(Records from a collection of figures)
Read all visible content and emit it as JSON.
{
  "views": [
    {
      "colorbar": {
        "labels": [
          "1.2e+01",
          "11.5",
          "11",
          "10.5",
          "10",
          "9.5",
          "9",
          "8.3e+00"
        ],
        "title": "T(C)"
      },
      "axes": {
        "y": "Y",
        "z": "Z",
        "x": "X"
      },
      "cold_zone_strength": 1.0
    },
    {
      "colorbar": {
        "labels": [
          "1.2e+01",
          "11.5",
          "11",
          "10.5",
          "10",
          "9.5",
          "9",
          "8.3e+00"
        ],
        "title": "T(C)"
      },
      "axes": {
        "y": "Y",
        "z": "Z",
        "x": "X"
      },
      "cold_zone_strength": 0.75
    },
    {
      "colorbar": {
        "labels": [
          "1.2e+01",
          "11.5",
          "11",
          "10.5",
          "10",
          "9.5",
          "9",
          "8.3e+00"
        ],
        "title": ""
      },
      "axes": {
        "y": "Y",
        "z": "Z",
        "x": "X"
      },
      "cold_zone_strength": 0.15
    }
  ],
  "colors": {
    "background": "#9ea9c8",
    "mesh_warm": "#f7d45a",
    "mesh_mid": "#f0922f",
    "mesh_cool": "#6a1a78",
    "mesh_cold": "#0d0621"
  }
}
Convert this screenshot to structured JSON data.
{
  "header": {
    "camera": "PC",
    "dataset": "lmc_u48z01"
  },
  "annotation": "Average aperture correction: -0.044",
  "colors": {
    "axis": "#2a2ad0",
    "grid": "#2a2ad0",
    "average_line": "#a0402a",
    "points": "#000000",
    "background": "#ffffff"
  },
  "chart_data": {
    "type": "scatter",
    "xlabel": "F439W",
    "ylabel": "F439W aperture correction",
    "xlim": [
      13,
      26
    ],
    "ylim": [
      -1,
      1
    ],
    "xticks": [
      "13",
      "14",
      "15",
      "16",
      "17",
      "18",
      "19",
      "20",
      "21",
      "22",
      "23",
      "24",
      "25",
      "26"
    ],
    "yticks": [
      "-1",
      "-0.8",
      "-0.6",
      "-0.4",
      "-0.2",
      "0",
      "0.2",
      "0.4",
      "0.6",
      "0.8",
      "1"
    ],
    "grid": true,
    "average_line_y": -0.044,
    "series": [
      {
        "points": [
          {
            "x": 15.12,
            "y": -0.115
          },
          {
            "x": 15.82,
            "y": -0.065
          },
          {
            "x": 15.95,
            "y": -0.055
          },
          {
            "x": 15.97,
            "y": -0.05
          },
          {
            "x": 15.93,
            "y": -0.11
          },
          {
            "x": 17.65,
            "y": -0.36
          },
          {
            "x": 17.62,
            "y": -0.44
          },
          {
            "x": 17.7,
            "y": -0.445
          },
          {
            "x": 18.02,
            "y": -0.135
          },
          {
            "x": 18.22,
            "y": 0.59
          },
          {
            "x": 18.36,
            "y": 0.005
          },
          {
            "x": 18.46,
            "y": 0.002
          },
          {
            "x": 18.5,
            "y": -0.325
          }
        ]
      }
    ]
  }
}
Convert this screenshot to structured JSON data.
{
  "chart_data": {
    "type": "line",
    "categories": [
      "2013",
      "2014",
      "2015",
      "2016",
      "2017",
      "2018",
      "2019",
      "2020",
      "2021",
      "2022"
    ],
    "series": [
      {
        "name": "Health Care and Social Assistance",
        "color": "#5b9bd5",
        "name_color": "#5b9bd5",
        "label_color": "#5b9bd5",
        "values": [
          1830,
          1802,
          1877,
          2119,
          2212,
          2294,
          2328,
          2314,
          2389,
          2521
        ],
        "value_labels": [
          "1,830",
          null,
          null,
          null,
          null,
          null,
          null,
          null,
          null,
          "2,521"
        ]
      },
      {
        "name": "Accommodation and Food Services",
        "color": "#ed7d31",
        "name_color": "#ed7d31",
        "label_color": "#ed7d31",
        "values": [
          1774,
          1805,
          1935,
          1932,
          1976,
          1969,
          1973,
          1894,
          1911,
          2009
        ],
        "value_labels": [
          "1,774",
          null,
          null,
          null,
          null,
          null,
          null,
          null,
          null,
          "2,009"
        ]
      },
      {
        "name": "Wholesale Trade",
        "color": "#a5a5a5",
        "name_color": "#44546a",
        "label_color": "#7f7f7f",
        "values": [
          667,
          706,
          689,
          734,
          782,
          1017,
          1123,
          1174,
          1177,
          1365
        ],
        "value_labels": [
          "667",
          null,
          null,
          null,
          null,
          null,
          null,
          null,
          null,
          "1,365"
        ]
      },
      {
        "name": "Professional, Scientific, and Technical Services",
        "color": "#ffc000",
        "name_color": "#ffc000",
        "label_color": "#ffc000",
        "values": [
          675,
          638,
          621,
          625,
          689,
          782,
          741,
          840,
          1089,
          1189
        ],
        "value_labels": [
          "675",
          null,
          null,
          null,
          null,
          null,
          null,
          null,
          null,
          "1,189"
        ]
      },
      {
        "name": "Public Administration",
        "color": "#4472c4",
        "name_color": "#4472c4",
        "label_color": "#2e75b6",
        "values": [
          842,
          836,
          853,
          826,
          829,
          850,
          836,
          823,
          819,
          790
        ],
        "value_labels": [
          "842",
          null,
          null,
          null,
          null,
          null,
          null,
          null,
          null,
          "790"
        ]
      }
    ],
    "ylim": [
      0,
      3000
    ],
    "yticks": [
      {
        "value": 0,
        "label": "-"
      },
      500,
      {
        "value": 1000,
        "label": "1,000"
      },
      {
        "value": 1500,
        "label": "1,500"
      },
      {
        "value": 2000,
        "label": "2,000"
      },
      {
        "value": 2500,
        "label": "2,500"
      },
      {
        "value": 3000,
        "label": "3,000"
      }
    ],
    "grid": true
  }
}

## WORK TO COMPLETE
Every entry should be printed again exactly as it stands.

## OUTPUT FOR THIS TASK
Read all visible content and emit it as JSON.
{
  "views": [
    {
      "colorbar": {
        "labels": [
          "1.2e+01",
          "11.5",
          "11",
          "10.5",
          "10",
          "9.5",
          "9",
          "8.3e+00"
        ],
        "title": "T(C)"
      },
      "axes": {
        "y": "Y",
        "z": "Z",
        "x": "X"
      },
      "cold_zone_strength": 1.0
    },
    {
      "colorbar": {
        "labels": [
          "1.2e+01",
          "11.5",
          "11",
          "10.5",
          "10",
          "9.5",
          "9",
          "8.3e+00"
        ],
        "title": "T(C)"
      },
      "axes": {
        "y": "Y",
        "z": "Z",
        "x": "X"
      },
      "cold_zone_strength": 0.75
    },
    {
      "colorbar": {
        "labels": [
          "1.2e+01",
          "11.5",
          "11",
          "10.5",
          "10",
          "9.5",
          "9",
          "8.3e+00"
        ],
        "title": ""
      },
      "axes": {
        "y": "Y",
        "z": "Z",
        "x": "X"
      },
      "cold_zone_strength": 0.15
    }
  ],
  "colors": {
    "background": "#9ea9c8",
    "mesh_warm": "#f7d45a",
    "mesh_mid": "#f0922f",
    "mesh_cool": "#6a1a78",
    "mesh_cold": "#0d0621"
  }
}
Convert this screenshot to structured JSON data.
{
  "header": {
    "camera": "PC",
    "dataset": "lmc_u48z01"
  },
  "annotation": "Average aperture correction: -0.044",
  "colors": {
    "axis": "#2a2ad0",
    "grid": "#2a2ad0",
    "average_line": "#a0402a",
    "points": "#000000",
    "background": "#ffffff"
  },
  "chart_data": {
    "type": "scatter",
    "xlabel": "F439W",
    "ylabel": "F439W aperture correction",
    "xlim": [
      13,
      26
    ],
    "ylim": [
      -1,
      1
    ],
    "xticks": [
      "13",
      "14",
      "15",
      "16",
      "17",
      "18",
      "19",
      "20",
      "21",
      "22",
      "23",
      "24",
      "25",
      "26"
    ],
    "yticks": [
      "-1",
      "-0.8",
      "-0.6",
      "-0.4",
      "-0.2",
      "0",
      "0.2",
      "0.4",
      "0.6",
      "0.8",
      "1"
    ],
    "grid": true,
    "average_line_y": -0.044,
    "series": [
      {
        "points": [
          {
            "x": 15.12,
            "y": -0.115
          },
          {
            "x": 15.82,
            "y": -0.065
          },
          {
            "x": 15.95,
            "y": -0.055
          },
          {
            "x": 15.97,
            "y": -0.05
          },
          {
            "x": 15.93,
            "y": -0.11
          },
          {
            "x": 17.65,
            "y": -0.36
          },
          {
            "x": 17.62,
            "y": -0.44
          },
          {
            "x": 17.7,
            "y": -0.445
          },
          {
            "x": 18.02,
            "y": -0.135
          },
          {
            "x": 18.22,
            "y": 0.59
          },
          {
            "x": 18.36,
            "y": 0.005
          },
          {
            "x": 18.46,
            "y": 0.002
          },
          {
            "x": 18.5,
            "y": -0.325
          }
        ]
      }
    ]
  }
}
Convert this screenshot to structured JSON data.
{
  "chart_data": {
    "type": "line",
    "categories": [
      "2013",
      "2014",
      "2015",
      "2016",
      "2017",
      "2018",
      "2019",
      "2020",
      "2021",
      "2022"
    ],
    "series": [
      {
        "name": "Health Care and Social Assistance",
        "color": "#5b9bd5",
        "name_color": "#5b9bd5",
        "label_color": "#5b9bd5",
        "values": [
          1830,
          1802,
          1877,
          2119,
          2212,
          2294,
          2328,
          2314,
          2389,
          2521
        ],
        "value_labels": [
          "1,830",
          null,
          null,
          null,
          null,
          null,
          null,
          null,
          null,
          "2,521"
        ]
      },
      {
        "name": "Accommodation and Food Services",
        "color": "#ed7d31",
        "name_color": "#ed7d31",
        "label_color": "#ed7d31",
        "values": [
          1774,
          1805,
          1935,
          1932,
          1976,
          1969,
          1973,
          1894,
          1911,
          2009
        ],
        "value_labels": [
          "1,774",
          null,
          null,
          null,
          null,
          null,
          null,
          null,
          null,
          "2,009"
        ]
      },
      {
        "name": "Wholesale Trade",
        "color": "#a5a5a5",
        "name_color": "#44546a",
        "label_color": "#7f7f7f",
        "values": [
          667,
          706,
          689,
          734,
          782,
          1017,
          1123,
          1174,
          1177,
          1365
        ],
        "value_labels": [
          "667",
          null,
          null,
          null,
          null,
          null,
          null,
          null,
          null,
          "1,365"
        ]
      },
      {
        "name": "Professional, Scientific, and Technical Services",
        "color": "#ffc000",
        "name_color": "#ffc000",
        "label_color": "#ffc000",
        "values": [
          675,
          638,
          621,
          625,
          689,
          782,
          741,
          840,
          1089,
          1189
        ],
        "value_labels": [
          "675",
          null,
          null,
          null,
          null,
          null,
          null,
          null,
          null,
          "1,189"
        ]
      },
      {
        "name": "Public Administration",
        "color": "#4472c4",
        "name_color": "#4472c4",
        "label_color": "#2e75b6",
        "values": [
          842,
          836,
          853,
          826,
          829,
          850,
          836,
          823,
          819,
          790
        ],
        "value_labels": [
          "842",
          null,
          null,
          null,
          null,
          null,
          null,
          null,
          null,
          "790"
        ]
      }
    ],
    "ylim": [
      0,
      3000
    ],
    "yticks": [
      {
        "value": 0,
        "label": "-"
      },
      500,
      {
        "value": 1000,
        "label": "1,000"
      },
      {
        "value": 1500,
        "label": "1,500"
      },
      {
        "value": 2000,
        "label": "2,000"
      },
      {
        "value": 2500,
        "label": "2,500"
      },
      {
        "value": 3000,
        "label": "3,000"
      }
    ],
    "grid": true
  }
}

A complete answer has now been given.